_EXERCISE DETAILS:_ Everything in the data should be repeated exactly, save for the images.

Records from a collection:
══════════════════════════════

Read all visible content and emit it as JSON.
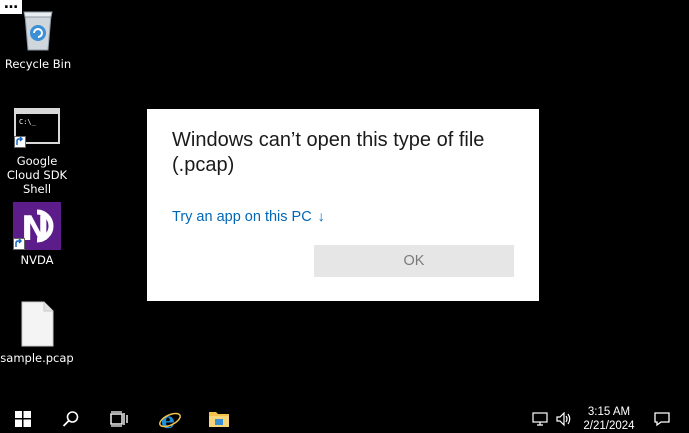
{
  "desktop": {
    "icons": [
      {
        "label": "Recycle Bin"
      },
      {
        "label": "Google Cloud SDK Shell"
      },
      {
        "label": "NVDA"
      },
      {
        "label": "sample.pcap"
      }
    ]
  },
  "dialog": {
    "title": "Windows can’t open this type of file (.pcap)",
    "link_label": "Try an app on this PC",
    "link_arrow": "↓",
    "ok_label": "OK"
  },
  "taskbar": {
    "time": "3:15 AM",
    "date": "2/21/2024",
    "icons": [
      "start-icon",
      "search-icon",
      "task-view-icon",
      "internet-explorer-icon",
      "file-explorer-icon",
      "network-icon",
      "volume-icon",
      "notification-icon"
    ]
  },
  "colors": {
    "accent_link": "#0067b8",
    "nvda_purple": "#5c1d8a",
    "ie_blue": "#1e8fd6",
    "folder_yellow": "#f2c14e"
  }
}
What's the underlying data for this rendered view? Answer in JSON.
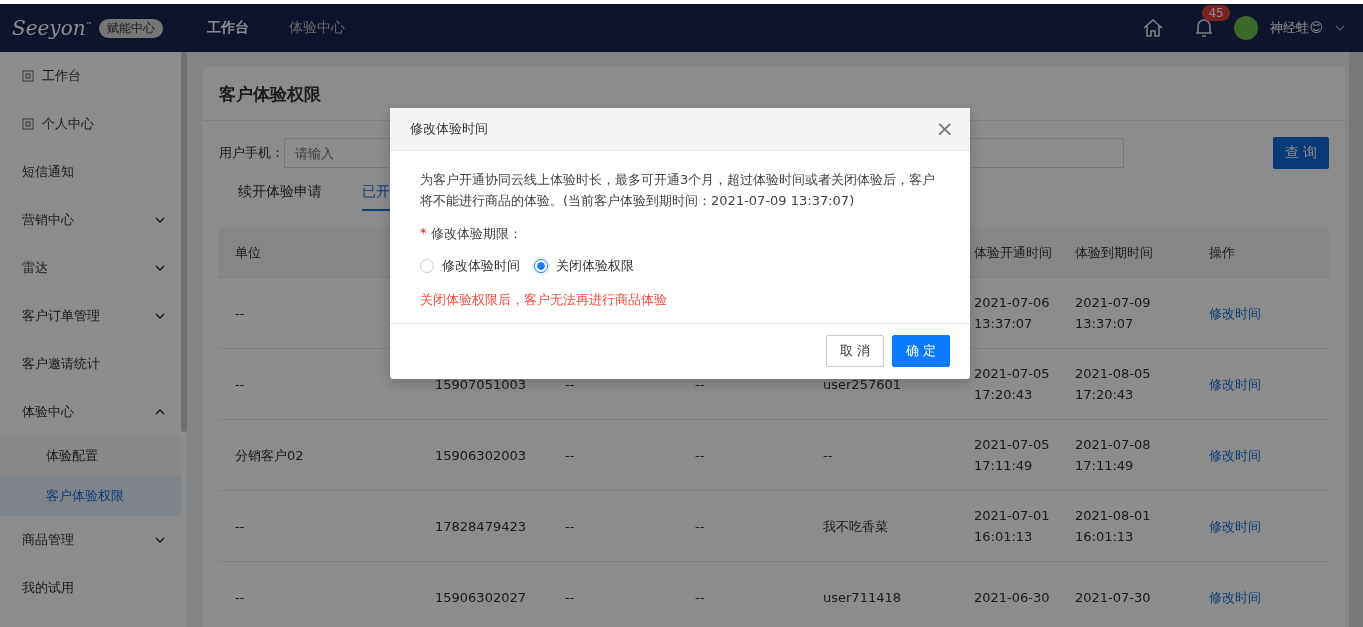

══════════════════════════════

_FULL SOLUTION:_
Read all visible content and emit it as JSON.
{
  "desktop": {
    "icons": [
      {
        "label": "Recycle Bin"
      },
      {
        "label": "Google Cloud SDK Shell"
      },
      {
        "label": "NVDA"
      },
      {
        "label": "sample.pcap"
      }
    ]
  },
  "dialog": {
    "title": "Windows can’t open this type of file (.pcap)",
    "link_label": "Try an app on this PC",
    "link_arrow": "↓",
    "ok_label": "OK"
  },
  "taskbar": {
    "time": "3:15 AM",
    "date": "2/21/2024",
    "icons": [
      "start-icon",
      "search-icon",
      "task-view-icon",
      "internet-explorer-icon",
      "file-explorer-icon",
      "network-icon",
      "volume-icon",
      "notification-icon"
    ]
  },
  "colors": {
    "accent_link": "#0067b8",
    "nvda_purple": "#5c1d8a",
    "ie_blue": "#1e8fd6",
    "folder_yellow": "#f2c14e"
  }
}
What's the underlying data for this rendered view? Answer in JSON.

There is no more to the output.